▶ TO BE DONE
Restate exactly, and only, the lines from the one with "Convert this screenshot" through the end of the data, with both of those end lines kept. Drop any pictures.

▶ TASK DATA
================
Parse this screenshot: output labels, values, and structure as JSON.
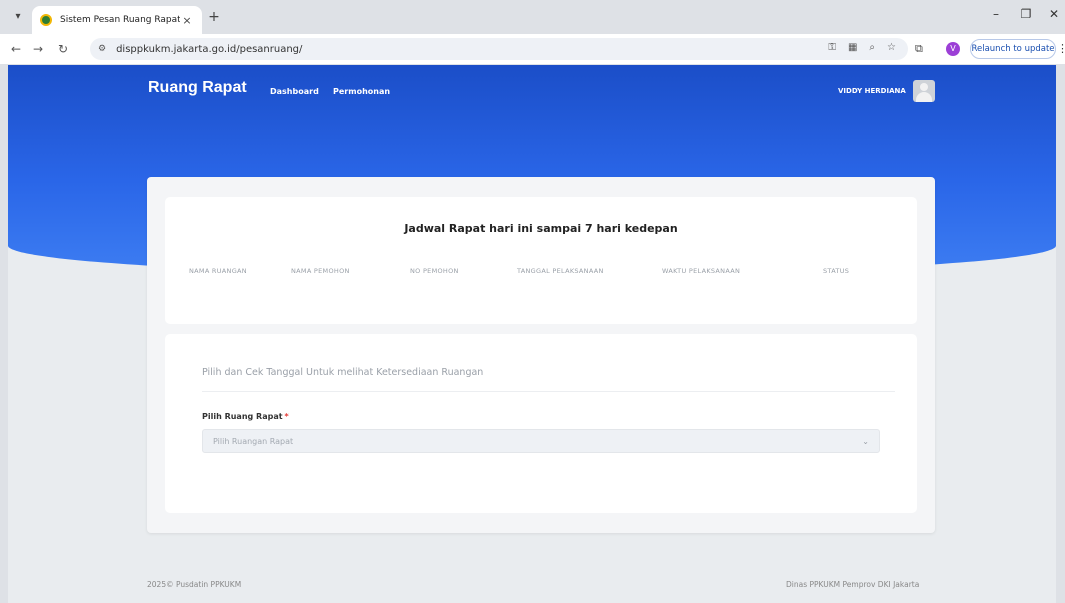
{
  "browser": {
    "tab_title": "Sistem Pesan Ruang Rapat",
    "tab_close": "×",
    "new_tab": "+",
    "url": "disppkukm.jakarta.go.id/pesanruang/",
    "relaunch_label": "Relaunch to update",
    "profile_initial": "V",
    "icons": [
      "back-icon",
      "forward-icon",
      "reload-icon",
      "site-info-icon",
      "password-key-icon",
      "translate-icon",
      "zoom-icon",
      "bookmark-star-icon",
      "extensions-icon",
      "menu-icon"
    ]
  },
  "header": {
    "brand": "Ruang Rapat",
    "nav": [
      "Dashboard",
      "Permohonan"
    ],
    "user": "VIDDY HERDIANA"
  },
  "schedule": {
    "title": "Jadwal Rapat hari ini sampai 7 hari kedepan",
    "columns": [
      "NAMA RUANGAN",
      "NAMA PEMOHON",
      "NO PEMOHON",
      "TANGGAL PELAKSANAAN",
      "WAKTU PELAKSANAAN",
      "STATUS"
    ]
  },
  "availability": {
    "subtitle": "Pilih dan Cek Tanggal Untuk melihat Ketersediaan Ruangan",
    "field_label": "Pilih Ruang Rapat",
    "required_mark": "*",
    "select_placeholder": "Pilih Ruangan Rapat"
  },
  "footer": {
    "left": "2025© Pusdatin PPKUKM",
    "right": "Dinas PPKUKM Pemprov DKI Jakarta"
  },
  "colors": {
    "hero": "#2a66e8",
    "accent_required": "#e53935"
  }
}
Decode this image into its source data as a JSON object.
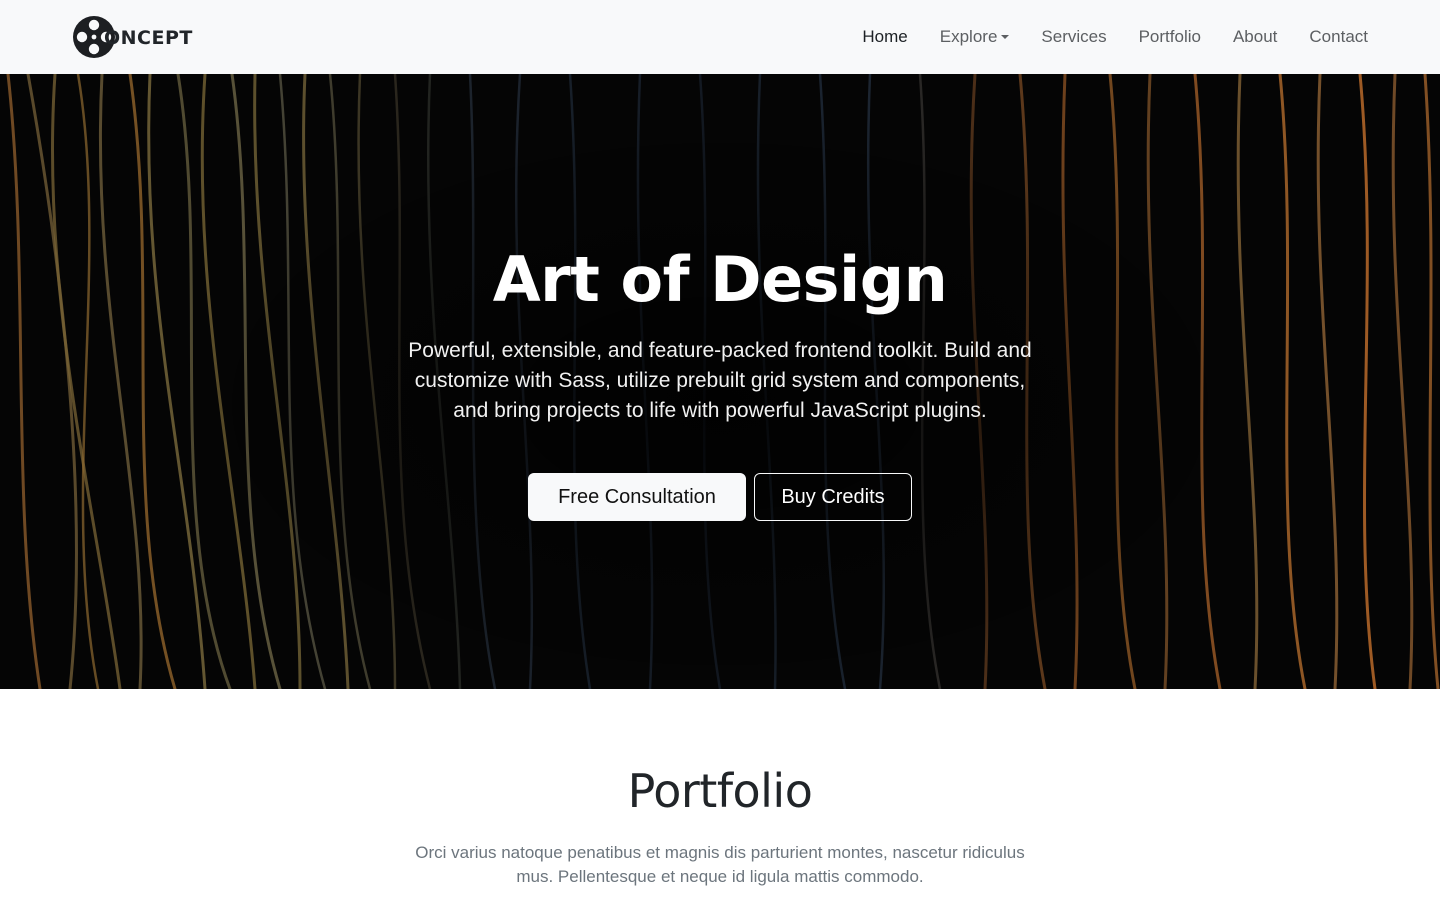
{
  "brand": {
    "name": "ONCEPT",
    "logo_icon": "film-reel-icon"
  },
  "nav": {
    "items": [
      {
        "label": "Home",
        "active": true
      },
      {
        "label": "Explore",
        "dropdown": true
      },
      {
        "label": "Services"
      },
      {
        "label": "Portfolio"
      },
      {
        "label": "About"
      },
      {
        "label": "Contact"
      }
    ]
  },
  "hero": {
    "title": "Art of Design",
    "lead": "Powerful, extensible, and feature-packed frontend toolkit. Build and customize with Sass, utilize prebuilt grid system and components, and bring projects to life with powerful JavaScript plugins.",
    "primary_button": "Free Consultation",
    "secondary_button": "Buy Credits"
  },
  "portfolio": {
    "title": "Portfolio",
    "text": "Orci varius natoque penatibus et magnis dis parturient montes, nascetur ridiculus mus. Pellentesque et neque id ligula mattis commodo."
  },
  "colors": {
    "navbar_bg": "#f8f9fa",
    "hero_bg": "#050505",
    "text_dark": "#212529",
    "text_muted": "#6c757d",
    "button_light": "#f8f9fa"
  }
}
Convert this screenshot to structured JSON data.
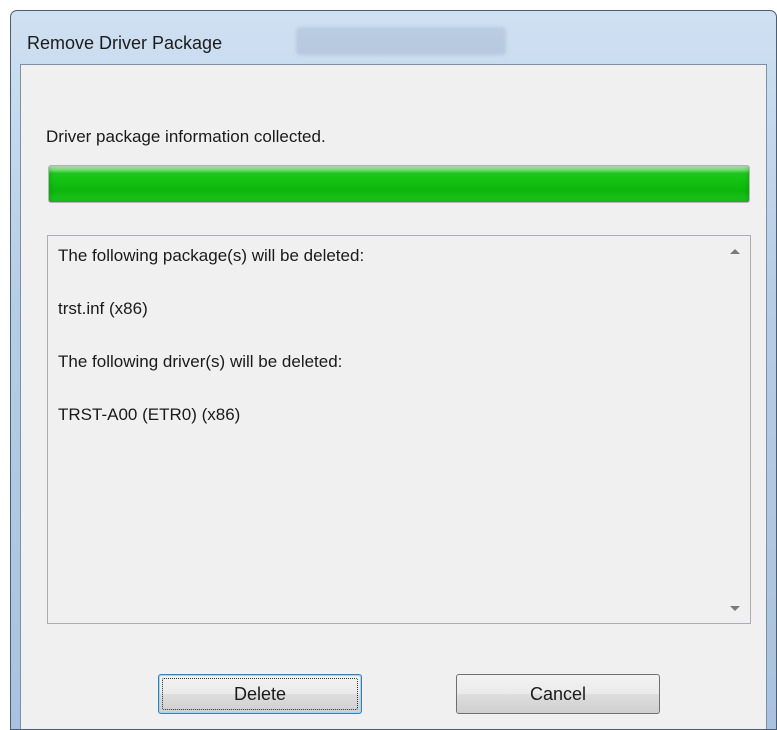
{
  "window": {
    "title": "Remove Driver Package"
  },
  "status": {
    "text": "Driver package information collected.",
    "progress_fraction": 1.0
  },
  "details": {
    "lines": [
      "The following package(s) will be deleted:",
      "trst.inf (x86)",
      "The following driver(s) will be deleted:",
      "TRST-A00 (ETR0) (x86)"
    ]
  },
  "buttons": {
    "delete_label": "Delete",
    "cancel_label": "Cancel"
  },
  "colors": {
    "progress_fill": "#0fbf0f",
    "default_button_border": "#3c7fb1"
  },
  "icons": {
    "scroll_up": "scroll-up-arrow",
    "scroll_down": "scroll-down-arrow"
  }
}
================
▶ THE SOLUTION
Convert this screenshot to structured JSON data.
{
  "window": {
    "title": "Remove Driver Package"
  },
  "status": {
    "text": "Driver package information collected.",
    "progress_fraction": 1.0
  },
  "details": {
    "lines": [
      "The following package(s) will be deleted:",
      "trst.inf (x86)",
      "The following driver(s) will be deleted:",
      "TRST-A00 (ETR0) (x86)"
    ]
  },
  "buttons": {
    "delete_label": "Delete",
    "cancel_label": "Cancel"
  },
  "colors": {
    "progress_fill": "#0fbf0f",
    "default_button_border": "#3c7fb1"
  },
  "icons": {
    "scroll_up": "scroll-up-arrow",
    "scroll_down": "scroll-down-arrow"
  }
}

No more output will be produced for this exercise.